- What is being asked
From the listing below, copy every line with the word "icon".

- Provided entries
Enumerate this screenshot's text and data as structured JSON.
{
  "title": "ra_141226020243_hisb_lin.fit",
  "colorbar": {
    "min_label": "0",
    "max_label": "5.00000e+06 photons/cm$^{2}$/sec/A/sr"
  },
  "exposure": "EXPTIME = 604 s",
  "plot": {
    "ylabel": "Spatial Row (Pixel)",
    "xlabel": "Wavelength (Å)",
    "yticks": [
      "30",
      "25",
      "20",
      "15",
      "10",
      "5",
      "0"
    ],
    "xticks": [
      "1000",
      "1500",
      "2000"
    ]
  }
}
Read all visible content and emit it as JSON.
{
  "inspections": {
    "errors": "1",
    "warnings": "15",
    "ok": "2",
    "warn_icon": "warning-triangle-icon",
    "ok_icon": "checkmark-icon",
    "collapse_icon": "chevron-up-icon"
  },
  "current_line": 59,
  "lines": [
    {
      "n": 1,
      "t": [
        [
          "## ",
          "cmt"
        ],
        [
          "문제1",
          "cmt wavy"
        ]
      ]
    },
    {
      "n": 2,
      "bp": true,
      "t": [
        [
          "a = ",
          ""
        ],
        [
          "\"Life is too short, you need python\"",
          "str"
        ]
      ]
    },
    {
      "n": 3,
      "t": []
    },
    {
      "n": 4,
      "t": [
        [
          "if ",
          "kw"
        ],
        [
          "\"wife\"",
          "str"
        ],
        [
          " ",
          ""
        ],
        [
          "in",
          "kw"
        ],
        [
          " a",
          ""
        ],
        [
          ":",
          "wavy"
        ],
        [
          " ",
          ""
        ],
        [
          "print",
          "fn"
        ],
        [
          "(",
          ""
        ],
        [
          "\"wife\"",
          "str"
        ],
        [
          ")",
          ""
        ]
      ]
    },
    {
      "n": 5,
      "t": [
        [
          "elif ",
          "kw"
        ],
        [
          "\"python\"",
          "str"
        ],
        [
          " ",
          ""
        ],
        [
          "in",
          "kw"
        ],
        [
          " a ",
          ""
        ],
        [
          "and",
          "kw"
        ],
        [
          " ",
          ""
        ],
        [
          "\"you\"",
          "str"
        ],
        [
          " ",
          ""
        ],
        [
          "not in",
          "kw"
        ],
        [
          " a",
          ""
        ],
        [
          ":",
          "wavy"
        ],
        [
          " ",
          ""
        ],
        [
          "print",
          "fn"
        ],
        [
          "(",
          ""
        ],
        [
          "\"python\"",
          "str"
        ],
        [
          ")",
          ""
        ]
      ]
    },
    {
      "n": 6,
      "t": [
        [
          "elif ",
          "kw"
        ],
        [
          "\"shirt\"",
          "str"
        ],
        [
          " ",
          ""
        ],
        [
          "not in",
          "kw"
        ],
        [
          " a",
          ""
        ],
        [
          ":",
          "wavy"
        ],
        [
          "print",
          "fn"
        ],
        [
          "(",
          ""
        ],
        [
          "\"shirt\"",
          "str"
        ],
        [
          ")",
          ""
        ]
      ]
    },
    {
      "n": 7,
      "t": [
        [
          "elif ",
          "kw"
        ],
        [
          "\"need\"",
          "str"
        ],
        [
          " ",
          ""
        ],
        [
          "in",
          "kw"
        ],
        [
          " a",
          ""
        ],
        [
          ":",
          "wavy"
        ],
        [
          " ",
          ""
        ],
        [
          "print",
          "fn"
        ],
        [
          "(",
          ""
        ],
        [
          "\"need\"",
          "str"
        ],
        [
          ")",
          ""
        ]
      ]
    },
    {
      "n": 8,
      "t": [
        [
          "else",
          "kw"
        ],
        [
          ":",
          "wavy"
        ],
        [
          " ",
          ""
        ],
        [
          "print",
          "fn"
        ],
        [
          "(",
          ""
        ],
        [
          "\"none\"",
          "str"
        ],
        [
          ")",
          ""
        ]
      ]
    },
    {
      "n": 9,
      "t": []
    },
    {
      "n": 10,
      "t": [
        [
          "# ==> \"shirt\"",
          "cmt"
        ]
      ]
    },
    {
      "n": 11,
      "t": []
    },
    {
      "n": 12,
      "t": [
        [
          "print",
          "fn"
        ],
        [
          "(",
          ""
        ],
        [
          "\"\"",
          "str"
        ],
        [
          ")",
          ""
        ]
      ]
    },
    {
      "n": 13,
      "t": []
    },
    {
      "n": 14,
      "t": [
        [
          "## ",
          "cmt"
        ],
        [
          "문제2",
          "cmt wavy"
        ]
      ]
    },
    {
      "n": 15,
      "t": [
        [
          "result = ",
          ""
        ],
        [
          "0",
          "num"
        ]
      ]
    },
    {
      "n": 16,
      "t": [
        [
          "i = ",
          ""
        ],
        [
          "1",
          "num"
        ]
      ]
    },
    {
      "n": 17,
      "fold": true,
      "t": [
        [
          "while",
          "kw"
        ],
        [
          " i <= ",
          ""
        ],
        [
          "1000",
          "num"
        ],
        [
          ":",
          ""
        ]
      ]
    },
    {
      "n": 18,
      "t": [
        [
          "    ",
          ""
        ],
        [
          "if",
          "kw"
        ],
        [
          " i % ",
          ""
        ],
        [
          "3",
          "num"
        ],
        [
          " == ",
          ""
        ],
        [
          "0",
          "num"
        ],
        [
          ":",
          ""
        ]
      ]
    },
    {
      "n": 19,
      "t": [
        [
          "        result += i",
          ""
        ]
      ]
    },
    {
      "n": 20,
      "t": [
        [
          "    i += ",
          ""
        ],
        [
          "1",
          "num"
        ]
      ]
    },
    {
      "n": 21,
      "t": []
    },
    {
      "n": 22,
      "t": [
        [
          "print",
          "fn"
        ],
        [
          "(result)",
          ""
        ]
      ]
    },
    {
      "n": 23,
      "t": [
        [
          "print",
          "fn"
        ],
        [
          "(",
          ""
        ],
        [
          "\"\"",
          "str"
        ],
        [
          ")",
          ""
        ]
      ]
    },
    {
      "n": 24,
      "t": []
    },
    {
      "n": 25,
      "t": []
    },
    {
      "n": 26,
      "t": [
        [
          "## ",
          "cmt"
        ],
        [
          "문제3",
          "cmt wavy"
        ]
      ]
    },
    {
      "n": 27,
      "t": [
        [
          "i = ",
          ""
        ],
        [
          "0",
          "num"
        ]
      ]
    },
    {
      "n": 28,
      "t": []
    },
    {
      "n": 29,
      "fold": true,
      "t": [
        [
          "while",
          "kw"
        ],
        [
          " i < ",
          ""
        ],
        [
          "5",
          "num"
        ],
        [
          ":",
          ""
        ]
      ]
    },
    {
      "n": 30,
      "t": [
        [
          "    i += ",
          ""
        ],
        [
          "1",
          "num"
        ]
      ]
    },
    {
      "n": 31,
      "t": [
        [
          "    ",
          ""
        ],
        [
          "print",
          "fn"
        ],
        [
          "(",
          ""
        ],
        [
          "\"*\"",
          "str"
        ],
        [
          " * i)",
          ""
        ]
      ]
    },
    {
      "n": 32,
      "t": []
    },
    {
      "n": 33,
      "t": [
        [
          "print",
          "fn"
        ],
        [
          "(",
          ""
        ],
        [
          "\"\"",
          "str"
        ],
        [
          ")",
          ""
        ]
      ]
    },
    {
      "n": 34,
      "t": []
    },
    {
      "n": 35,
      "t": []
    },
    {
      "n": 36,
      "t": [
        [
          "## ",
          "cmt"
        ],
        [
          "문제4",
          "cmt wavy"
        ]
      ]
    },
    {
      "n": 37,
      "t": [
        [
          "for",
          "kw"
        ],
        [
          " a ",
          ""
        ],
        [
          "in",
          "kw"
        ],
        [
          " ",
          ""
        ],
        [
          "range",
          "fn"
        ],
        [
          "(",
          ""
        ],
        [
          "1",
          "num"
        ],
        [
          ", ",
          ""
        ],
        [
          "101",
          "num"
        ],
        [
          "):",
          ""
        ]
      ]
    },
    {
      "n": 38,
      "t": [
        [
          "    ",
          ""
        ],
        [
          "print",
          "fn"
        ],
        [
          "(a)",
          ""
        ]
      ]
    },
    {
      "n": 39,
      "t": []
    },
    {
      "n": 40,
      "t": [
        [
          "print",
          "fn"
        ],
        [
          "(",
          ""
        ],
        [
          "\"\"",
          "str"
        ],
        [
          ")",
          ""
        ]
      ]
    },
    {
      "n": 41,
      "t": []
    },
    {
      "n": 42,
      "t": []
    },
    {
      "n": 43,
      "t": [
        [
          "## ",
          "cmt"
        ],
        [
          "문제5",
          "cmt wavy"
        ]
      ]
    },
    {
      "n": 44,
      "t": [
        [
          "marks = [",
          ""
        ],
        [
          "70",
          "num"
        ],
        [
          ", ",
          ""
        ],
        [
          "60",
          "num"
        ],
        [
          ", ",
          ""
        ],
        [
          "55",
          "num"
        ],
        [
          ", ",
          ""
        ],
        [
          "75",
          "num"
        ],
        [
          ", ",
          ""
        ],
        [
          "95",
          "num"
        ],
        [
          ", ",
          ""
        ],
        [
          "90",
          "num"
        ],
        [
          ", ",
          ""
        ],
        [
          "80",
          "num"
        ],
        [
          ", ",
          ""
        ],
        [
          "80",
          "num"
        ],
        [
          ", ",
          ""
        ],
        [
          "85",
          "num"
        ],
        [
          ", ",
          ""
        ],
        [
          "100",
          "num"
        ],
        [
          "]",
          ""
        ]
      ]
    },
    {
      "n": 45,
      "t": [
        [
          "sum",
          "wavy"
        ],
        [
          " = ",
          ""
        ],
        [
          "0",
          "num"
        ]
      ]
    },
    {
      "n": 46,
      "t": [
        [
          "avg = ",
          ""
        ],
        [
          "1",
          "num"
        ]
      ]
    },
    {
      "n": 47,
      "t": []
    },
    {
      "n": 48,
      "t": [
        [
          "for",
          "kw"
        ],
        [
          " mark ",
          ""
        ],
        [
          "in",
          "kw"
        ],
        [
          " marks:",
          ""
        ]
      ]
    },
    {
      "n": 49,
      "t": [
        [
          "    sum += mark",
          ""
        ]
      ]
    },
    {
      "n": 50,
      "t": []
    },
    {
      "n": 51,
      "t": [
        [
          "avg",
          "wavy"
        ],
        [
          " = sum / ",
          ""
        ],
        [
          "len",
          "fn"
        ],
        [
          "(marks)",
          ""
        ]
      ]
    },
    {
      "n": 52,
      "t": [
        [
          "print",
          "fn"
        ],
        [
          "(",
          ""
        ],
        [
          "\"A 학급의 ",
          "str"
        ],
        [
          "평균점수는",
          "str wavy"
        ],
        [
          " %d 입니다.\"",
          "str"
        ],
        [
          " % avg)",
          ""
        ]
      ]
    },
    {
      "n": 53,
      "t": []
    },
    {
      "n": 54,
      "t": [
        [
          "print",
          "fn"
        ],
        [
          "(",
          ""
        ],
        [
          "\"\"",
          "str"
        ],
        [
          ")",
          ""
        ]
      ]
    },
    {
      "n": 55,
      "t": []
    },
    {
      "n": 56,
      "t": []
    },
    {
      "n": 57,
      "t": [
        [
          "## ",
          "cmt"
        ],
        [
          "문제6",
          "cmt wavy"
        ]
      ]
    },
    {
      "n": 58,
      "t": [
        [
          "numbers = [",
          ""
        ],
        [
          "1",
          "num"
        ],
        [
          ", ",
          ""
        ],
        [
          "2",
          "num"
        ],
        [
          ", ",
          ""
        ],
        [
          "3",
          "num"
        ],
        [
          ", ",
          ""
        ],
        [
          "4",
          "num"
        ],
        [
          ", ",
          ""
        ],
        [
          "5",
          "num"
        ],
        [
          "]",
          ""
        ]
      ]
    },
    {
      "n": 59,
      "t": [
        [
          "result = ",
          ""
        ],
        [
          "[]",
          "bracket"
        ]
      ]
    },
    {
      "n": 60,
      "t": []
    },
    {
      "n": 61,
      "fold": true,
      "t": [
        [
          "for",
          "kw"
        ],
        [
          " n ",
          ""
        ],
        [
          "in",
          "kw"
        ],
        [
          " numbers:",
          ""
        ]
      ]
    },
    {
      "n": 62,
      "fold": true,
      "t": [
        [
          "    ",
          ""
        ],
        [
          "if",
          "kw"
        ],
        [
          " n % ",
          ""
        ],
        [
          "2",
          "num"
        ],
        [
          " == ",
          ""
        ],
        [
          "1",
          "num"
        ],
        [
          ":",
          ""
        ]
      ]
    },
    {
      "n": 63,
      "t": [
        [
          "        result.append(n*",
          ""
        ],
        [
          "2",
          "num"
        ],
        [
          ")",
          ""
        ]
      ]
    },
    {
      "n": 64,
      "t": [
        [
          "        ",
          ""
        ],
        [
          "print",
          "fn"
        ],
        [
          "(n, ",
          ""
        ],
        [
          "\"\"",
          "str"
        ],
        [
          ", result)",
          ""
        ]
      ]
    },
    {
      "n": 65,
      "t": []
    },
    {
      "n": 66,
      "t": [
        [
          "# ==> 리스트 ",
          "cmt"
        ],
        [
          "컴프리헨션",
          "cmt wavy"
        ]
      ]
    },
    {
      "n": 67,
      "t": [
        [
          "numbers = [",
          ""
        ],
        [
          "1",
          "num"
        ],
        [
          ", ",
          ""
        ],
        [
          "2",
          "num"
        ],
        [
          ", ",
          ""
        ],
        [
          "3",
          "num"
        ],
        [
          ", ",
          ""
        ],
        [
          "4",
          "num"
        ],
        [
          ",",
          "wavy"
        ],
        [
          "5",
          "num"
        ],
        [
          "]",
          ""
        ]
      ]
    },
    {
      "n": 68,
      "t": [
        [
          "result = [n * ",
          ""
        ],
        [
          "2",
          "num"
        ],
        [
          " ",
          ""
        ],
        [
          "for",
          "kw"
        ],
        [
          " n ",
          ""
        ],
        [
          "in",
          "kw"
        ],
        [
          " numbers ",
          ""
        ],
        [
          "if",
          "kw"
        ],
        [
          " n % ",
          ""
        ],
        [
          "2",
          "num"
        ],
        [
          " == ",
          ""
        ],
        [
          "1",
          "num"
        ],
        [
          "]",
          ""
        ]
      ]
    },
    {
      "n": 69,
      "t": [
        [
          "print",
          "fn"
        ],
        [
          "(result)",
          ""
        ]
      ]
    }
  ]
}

- Answer for the task
    "warn_icon": "warning-triangle-icon",
    "ok_icon": "checkmark-icon",
    "collapse_icon": "chevron-up-icon"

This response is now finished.